## [RECORDS SHOWN]

····················

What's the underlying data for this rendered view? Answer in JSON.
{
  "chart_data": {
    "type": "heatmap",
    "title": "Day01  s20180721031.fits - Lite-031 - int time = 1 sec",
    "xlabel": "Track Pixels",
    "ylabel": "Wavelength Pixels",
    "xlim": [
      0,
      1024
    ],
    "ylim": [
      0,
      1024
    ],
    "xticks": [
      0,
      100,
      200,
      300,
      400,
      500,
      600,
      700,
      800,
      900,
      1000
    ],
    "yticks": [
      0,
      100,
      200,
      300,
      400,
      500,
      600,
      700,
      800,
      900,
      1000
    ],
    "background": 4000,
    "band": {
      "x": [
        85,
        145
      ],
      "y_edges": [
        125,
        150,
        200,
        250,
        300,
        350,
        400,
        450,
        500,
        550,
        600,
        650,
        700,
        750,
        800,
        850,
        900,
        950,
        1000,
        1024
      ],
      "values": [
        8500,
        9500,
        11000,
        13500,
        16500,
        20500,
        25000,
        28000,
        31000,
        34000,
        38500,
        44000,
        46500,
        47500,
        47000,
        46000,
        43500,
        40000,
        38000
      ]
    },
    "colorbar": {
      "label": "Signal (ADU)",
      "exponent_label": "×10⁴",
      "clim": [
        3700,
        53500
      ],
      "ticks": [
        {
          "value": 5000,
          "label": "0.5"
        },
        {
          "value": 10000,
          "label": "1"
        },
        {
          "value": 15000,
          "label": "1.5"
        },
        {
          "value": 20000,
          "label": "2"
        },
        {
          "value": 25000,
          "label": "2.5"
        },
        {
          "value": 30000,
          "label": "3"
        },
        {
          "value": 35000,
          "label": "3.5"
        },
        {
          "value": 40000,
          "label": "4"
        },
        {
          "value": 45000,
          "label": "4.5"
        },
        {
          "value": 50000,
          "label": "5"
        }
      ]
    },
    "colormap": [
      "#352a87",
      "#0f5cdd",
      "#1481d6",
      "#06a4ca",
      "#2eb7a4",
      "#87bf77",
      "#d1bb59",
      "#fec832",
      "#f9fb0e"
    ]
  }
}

····················

Extract the full listing above without altering anything.

## [SOLUTION]
What's the underlying data for this rendered view? Answer in JSON.
{
  "chart_data": {
    "type": "heatmap",
    "title": "Day01  s20180721031.fits - Lite-031 - int time = 1 sec",
    "xlabel": "Track Pixels",
    "ylabel": "Wavelength Pixels",
    "xlim": [
      0,
      1024
    ],
    "ylim": [
      0,
      1024
    ],
    "xticks": [
      0,
      100,
      200,
      300,
      400,
      500,
      600,
      700,
      800,
      900,
      1000
    ],
    "yticks": [
      0,
      100,
      200,
      300,
      400,
      500,
      600,
      700,
      800,
      900,
      1000
    ],
    "background": 4000,
    "band": {
      "x": [
        85,
        145
      ],
      "y_edges": [
        125,
        150,
        200,
        250,
        300,
        350,
        400,
        450,
        500,
        550,
        600,
        650,
        700,
        750,
        800,
        850,
        900,
        950,
        1000,
        1024
      ],
      "values": [
        8500,
        9500,
        11000,
        13500,
        16500,
        20500,
        25000,
        28000,
        31000,
        34000,
        38500,
        44000,
        46500,
        47500,
        47000,
        46000,
        43500,
        40000,
        38000
      ]
    },
    "colorbar": {
      "label": "Signal (ADU)",
      "exponent_label": "×10⁴",
      "clim": [
        3700,
        53500
      ],
      "ticks": [
        {
          "value": 5000,
          "label": "0.5"
        },
        {
          "value": 10000,
          "label": "1"
        },
        {
          "value": 15000,
          "label": "1.5"
        },
        {
          "value": 20000,
          "label": "2"
        },
        {
          "value": 25000,
          "label": "2.5"
        },
        {
          "value": 30000,
          "label": "3"
        },
        {
          "value": 35000,
          "label": "3.5"
        },
        {
          "value": 40000,
          "label": "4"
        },
        {
          "value": 45000,
          "label": "4.5"
        },
        {
          "value": 50000,
          "label": "5"
        }
      ]
    },
    "colormap": [
      "#352a87",
      "#0f5cdd",
      "#1481d6",
      "#06a4ca",
      "#2eb7a4",
      "#87bf77",
      "#d1bb59",
      "#fec832",
      "#f9fb0e"
    ]
  }
}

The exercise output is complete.